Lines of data

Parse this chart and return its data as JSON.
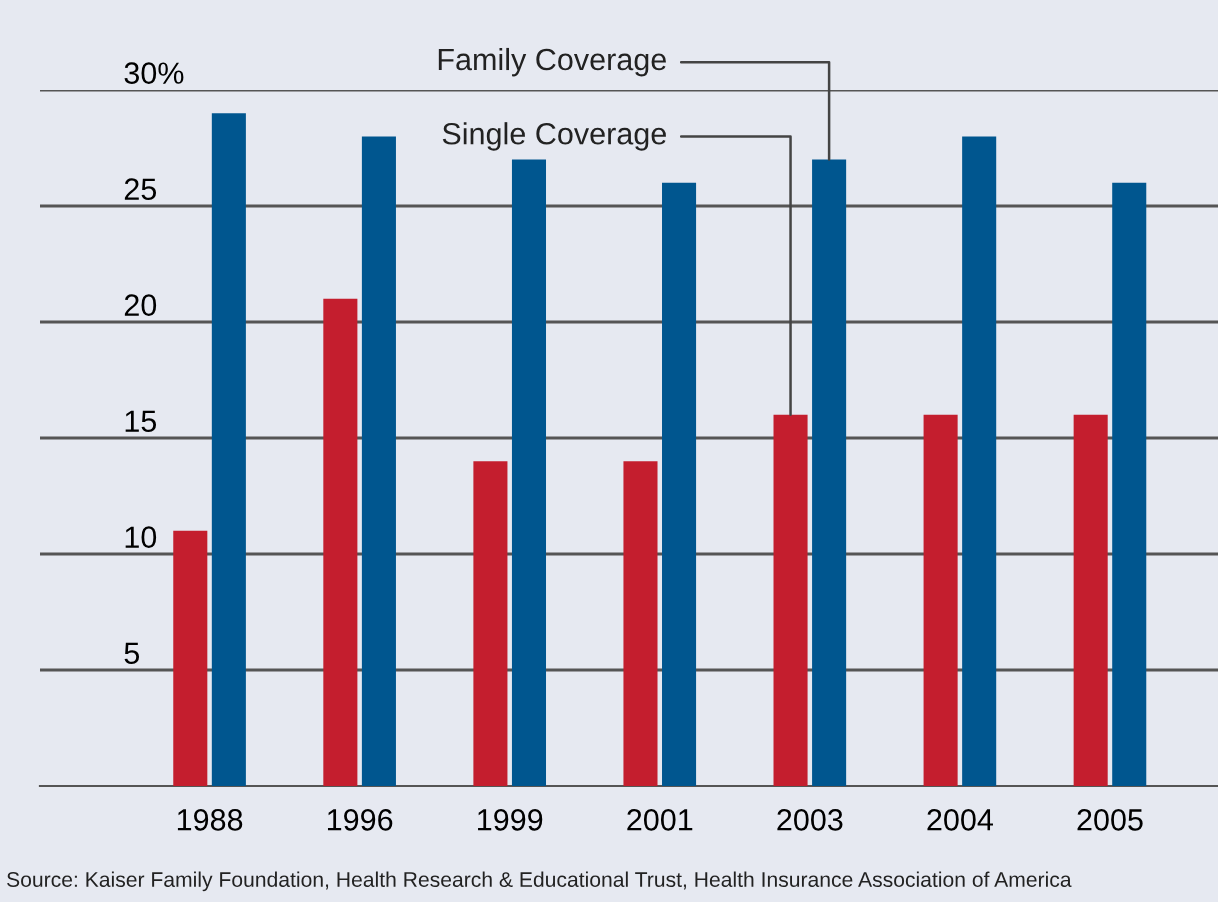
{
  "chart_data": {
    "type": "bar",
    "categories": [
      "1988",
      "1996",
      "1999",
      "2001",
      "2003",
      "2004",
      "2005"
    ],
    "series": [
      {
        "name": "Single Coverage",
        "color": "#c41e2e",
        "values": [
          11,
          21,
          14,
          14,
          16,
          16,
          16
        ]
      },
      {
        "name": "Family Coverage",
        "color": "#00568f",
        "values": [
          29,
          28,
          27,
          26,
          27,
          28,
          26
        ]
      }
    ],
    "ylim": [
      0,
      30
    ],
    "yticks": [
      5,
      10,
      15,
      20,
      25,
      {
        "value": 30,
        "label": "30%"
      }
    ],
    "grid": "y",
    "legend": false,
    "annotations": [
      {
        "text": "Source: Kaiser Family Foundation, Health Research & Educational Trust, Health Insurance Association of America"
      }
    ]
  }
}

▸ **OBJECTIVE**:
Copy every line in the entries above that has the string "Family" in it.

▸ **FULL OUTPUT**:
        "name": "Family Coverage",
        "text": "Source: Kaiser Family Foundation, Health Research & Educational Trust, Health Insurance Association of America"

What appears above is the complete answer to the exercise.